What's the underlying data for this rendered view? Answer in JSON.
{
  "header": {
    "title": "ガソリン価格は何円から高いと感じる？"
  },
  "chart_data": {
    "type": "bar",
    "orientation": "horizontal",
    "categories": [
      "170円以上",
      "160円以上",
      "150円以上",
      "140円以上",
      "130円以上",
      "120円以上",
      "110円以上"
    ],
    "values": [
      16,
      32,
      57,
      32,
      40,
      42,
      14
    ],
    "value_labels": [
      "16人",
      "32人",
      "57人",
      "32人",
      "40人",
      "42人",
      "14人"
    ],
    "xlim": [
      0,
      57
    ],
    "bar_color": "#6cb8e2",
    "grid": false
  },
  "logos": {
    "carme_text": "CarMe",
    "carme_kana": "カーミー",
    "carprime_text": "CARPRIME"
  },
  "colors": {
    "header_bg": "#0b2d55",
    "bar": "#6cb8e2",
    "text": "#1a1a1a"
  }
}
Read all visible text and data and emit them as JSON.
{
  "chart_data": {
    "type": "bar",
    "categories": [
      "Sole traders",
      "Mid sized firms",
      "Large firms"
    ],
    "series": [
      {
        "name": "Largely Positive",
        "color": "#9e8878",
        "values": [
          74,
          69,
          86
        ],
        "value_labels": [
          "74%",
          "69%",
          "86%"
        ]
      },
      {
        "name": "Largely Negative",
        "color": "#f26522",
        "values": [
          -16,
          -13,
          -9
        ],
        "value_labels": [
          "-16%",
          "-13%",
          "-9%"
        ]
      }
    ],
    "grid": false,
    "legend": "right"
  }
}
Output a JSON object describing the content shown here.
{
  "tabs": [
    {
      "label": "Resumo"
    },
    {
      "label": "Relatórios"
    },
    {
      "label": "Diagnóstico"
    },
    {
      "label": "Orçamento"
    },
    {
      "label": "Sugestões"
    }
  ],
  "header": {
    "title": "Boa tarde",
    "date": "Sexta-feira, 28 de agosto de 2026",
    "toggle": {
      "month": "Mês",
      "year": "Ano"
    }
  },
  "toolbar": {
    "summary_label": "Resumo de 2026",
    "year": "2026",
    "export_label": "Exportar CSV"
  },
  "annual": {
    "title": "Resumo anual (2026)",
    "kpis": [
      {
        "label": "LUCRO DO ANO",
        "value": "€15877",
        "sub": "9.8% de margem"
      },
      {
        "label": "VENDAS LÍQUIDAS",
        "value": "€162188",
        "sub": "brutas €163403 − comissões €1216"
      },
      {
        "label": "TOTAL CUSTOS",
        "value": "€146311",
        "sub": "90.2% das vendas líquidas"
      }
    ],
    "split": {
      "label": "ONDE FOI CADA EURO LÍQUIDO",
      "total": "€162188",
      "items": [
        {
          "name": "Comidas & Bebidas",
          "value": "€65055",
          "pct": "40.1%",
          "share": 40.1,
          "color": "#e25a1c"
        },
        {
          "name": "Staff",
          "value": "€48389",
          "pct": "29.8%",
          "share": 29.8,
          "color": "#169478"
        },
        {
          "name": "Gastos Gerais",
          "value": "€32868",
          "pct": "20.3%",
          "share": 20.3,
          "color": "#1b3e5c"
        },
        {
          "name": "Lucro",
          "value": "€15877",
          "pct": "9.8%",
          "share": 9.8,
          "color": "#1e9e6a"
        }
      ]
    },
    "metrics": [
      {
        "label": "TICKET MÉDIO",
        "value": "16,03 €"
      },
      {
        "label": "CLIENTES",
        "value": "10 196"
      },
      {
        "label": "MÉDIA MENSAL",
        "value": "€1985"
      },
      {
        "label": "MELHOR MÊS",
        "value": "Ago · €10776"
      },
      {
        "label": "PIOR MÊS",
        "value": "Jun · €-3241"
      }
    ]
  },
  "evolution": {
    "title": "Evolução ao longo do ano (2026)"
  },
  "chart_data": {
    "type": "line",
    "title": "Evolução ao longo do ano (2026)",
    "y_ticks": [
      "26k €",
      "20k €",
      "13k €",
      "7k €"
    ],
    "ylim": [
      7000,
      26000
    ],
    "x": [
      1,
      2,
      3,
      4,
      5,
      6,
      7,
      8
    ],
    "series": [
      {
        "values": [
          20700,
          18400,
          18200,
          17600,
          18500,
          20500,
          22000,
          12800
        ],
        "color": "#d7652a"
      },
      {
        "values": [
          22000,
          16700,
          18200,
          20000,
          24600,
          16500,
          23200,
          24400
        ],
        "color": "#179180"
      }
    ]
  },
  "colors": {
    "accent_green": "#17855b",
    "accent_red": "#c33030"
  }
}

--- --- ---

Repeat the data precisely, reproducing every entry.

▸ WRITTEN ANSWER:
What's the underlying data for this rendered view? Answer in JSON.
{
  "header": {
    "title": "ガソリン価格は何円から高いと感じる？"
  },
  "chart_data": {
    "type": "bar",
    "orientation": "horizontal",
    "categories": [
      "170円以上",
      "160円以上",
      "150円以上",
      "140円以上",
      "130円以上",
      "120円以上",
      "110円以上"
    ],
    "values": [
      16,
      32,
      57,
      32,
      40,
      42,
      14
    ],
    "value_labels": [
      "16人",
      "32人",
      "57人",
      "32人",
      "40人",
      "42人",
      "14人"
    ],
    "xlim": [
      0,
      57
    ],
    "bar_color": "#6cb8e2",
    "grid": false
  },
  "logos": {
    "carme_text": "CarMe",
    "carme_kana": "カーミー",
    "carprime_text": "CARPRIME"
  },
  "colors": {
    "header_bg": "#0b2d55",
    "bar": "#6cb8e2",
    "text": "#1a1a1a"
  }
}
Read all visible text and data and emit them as JSON.
{
  "chart_data": {
    "type": "bar",
    "categories": [
      "Sole traders",
      "Mid sized firms",
      "Large firms"
    ],
    "series": [
      {
        "name": "Largely Positive",
        "color": "#9e8878",
        "values": [
          74,
          69,
          86
        ],
        "value_labels": [
          "74%",
          "69%",
          "86%"
        ]
      },
      {
        "name": "Largely Negative",
        "color": "#f26522",
        "values": [
          -16,
          -13,
          -9
        ],
        "value_labels": [
          "-16%",
          "-13%",
          "-9%"
        ]
      }
    ],
    "grid": false,
    "legend": "right"
  }
}
Output a JSON object describing the content shown here.
{
  "tabs": [
    {
      "label": "Resumo"
    },
    {
      "label": "Relatórios"
    },
    {
      "label": "Diagnóstico"
    },
    {
      "label": "Orçamento"
    },
    {
      "label": "Sugestões"
    }
  ],
  "header": {
    "title": "Boa tarde",
    "date": "Sexta-feira, 28 de agosto de 2026",
    "toggle": {
      "month": "Mês",
      "year": "Ano"
    }
  },
  "toolbar": {
    "summary_label": "Resumo de 2026",
    "year": "2026",
    "export_label": "Exportar CSV"
  },
  "annual": {
    "title": "Resumo anual (2026)",
    "kpis": [
      {
        "label": "LUCRO DO ANO",
        "value": "€15877",
        "sub": "9.8% de margem"
      },
      {
        "label": "VENDAS LÍQUIDAS",
        "value": "€162188",
        "sub": "brutas €163403 − comissões €1216"
      },
      {
        "label": "TOTAL CUSTOS",
        "value": "€146311",
        "sub": "90.2% das vendas líquidas"
      }
    ],
    "split": {
      "label": "ONDE FOI CADA EURO LÍQUIDO",
      "total": "€162188",
      "items": [
        {
          "name": "Comidas & Bebidas",
          "value": "€65055",
          "pct": "40.1%",
          "share": 40.1,
          "color": "#e25a1c"
        },
        {
          "name": "Staff",
          "value": "€48389",
          "pct": "29.8%",
          "share": 29.8,
          "color": "#169478"
        },
        {
          "name": "Gastos Gerais",
          "value": "€32868",
          "pct": "20.3%",
          "share": 20.3,
          "color": "#1b3e5c"
        },
        {
          "name": "Lucro",
          "value": "€15877",
          "pct": "9.8%",
          "share": 9.8,
          "color": "#1e9e6a"
        }
      ]
    },
    "metrics": [
      {
        "label": "TICKET MÉDIO",
        "value": "16,03 €"
      },
      {
        "label": "CLIENTES",
        "value": "10 196"
      },
      {
        "label": "MÉDIA MENSAL",
        "value": "€1985"
      },
      {
        "label": "MELHOR MÊS",
        "value": "Ago · €10776"
      },
      {
        "label": "PIOR MÊS",
        "value": "Jun · €-3241"
      }
    ]
  },
  "evolution": {
    "title": "Evolução ao longo do ano (2026)"
  },
  "chart_data": {
    "type": "line",
    "title": "Evolução ao longo do ano (2026)",
    "y_ticks": [
      "26k €",
      "20k €",
      "13k €",
      "7k €"
    ],
    "ylim": [
      7000,
      26000
    ],
    "x": [
      1,
      2,
      3,
      4,
      5,
      6,
      7,
      8
    ],
    "series": [
      {
        "values": [
          20700,
          18400,
          18200,
          17600,
          18500,
          20500,
          22000,
          12800
        ],
        "color": "#d7652a"
      },
      {
        "values": [
          22000,
          16700,
          18200,
          20000,
          24600,
          16500,
          23200,
          24400
        ],
        "color": "#179180"
      }
    ]
  },
  "colors": {
    "accent_green": "#17855b",
    "accent_red": "#c33030"
  }
}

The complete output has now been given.